## INFORMATION GIVEN:

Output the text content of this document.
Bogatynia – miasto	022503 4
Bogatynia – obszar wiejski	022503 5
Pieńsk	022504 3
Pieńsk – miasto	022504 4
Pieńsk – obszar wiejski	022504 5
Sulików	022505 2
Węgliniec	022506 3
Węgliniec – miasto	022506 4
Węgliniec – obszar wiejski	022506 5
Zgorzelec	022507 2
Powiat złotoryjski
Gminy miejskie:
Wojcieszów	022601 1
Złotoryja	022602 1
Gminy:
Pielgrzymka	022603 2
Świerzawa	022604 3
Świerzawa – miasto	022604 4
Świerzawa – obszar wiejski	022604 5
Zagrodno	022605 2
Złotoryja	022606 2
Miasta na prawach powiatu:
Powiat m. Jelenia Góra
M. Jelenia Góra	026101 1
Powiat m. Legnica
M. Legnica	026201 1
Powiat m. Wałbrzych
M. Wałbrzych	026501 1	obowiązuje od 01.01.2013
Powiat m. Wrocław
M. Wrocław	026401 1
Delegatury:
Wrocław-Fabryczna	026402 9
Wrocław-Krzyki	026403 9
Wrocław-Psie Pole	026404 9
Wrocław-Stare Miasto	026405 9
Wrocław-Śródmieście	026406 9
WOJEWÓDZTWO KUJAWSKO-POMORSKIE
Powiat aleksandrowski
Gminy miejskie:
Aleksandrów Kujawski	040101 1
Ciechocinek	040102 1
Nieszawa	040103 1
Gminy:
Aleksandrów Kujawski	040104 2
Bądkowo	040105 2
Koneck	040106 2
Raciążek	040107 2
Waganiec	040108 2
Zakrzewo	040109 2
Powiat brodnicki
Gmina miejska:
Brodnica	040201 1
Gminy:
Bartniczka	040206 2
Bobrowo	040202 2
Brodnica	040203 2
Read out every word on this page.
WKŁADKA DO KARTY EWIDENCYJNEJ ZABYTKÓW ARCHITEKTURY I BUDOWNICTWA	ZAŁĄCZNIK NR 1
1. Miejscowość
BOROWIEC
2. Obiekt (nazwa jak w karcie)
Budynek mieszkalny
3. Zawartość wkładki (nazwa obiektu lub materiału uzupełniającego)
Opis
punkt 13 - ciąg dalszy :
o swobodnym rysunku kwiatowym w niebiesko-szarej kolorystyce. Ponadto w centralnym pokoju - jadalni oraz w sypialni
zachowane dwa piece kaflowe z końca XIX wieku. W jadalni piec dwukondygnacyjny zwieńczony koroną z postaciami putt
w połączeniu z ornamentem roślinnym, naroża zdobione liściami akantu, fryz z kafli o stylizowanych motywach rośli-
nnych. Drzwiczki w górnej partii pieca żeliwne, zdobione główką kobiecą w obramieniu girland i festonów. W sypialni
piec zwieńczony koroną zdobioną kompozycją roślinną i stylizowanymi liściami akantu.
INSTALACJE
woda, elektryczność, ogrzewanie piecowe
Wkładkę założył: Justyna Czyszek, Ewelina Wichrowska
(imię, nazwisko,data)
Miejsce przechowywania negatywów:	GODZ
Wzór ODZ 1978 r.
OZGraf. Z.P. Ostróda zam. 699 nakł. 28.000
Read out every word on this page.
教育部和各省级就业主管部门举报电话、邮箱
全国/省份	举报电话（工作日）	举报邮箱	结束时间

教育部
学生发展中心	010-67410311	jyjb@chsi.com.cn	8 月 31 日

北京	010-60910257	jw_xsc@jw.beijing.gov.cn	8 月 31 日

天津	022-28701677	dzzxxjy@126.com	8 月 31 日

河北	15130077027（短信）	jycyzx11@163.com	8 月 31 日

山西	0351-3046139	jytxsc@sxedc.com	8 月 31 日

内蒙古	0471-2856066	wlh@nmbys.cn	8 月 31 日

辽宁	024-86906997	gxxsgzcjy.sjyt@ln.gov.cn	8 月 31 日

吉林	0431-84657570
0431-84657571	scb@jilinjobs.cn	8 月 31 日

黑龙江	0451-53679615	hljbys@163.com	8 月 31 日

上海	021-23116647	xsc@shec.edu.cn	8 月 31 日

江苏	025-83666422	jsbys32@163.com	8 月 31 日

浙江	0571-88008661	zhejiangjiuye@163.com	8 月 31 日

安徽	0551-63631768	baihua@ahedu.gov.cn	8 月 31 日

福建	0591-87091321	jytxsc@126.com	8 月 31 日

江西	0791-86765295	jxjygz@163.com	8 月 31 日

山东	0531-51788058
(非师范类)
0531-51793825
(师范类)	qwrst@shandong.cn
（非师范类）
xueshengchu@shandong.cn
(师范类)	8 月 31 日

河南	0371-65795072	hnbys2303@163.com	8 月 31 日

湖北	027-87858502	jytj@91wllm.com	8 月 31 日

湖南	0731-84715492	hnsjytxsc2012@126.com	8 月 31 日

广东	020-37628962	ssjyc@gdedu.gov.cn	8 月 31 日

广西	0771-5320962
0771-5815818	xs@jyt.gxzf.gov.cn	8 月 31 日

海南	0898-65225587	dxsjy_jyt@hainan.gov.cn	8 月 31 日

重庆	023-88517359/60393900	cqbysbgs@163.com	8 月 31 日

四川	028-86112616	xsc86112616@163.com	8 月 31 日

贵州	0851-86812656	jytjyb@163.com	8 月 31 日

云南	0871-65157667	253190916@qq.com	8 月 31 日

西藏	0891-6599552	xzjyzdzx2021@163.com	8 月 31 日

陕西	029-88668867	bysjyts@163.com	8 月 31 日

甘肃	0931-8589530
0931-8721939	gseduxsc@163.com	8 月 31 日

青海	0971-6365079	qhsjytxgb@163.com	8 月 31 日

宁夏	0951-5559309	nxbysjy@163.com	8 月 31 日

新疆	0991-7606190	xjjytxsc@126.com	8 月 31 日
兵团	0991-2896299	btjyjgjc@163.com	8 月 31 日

## DIRECTIVE:
Look through the entries and work out how many lines have the word "Jelenia" in them; reply with that number only.

## REPLY:
2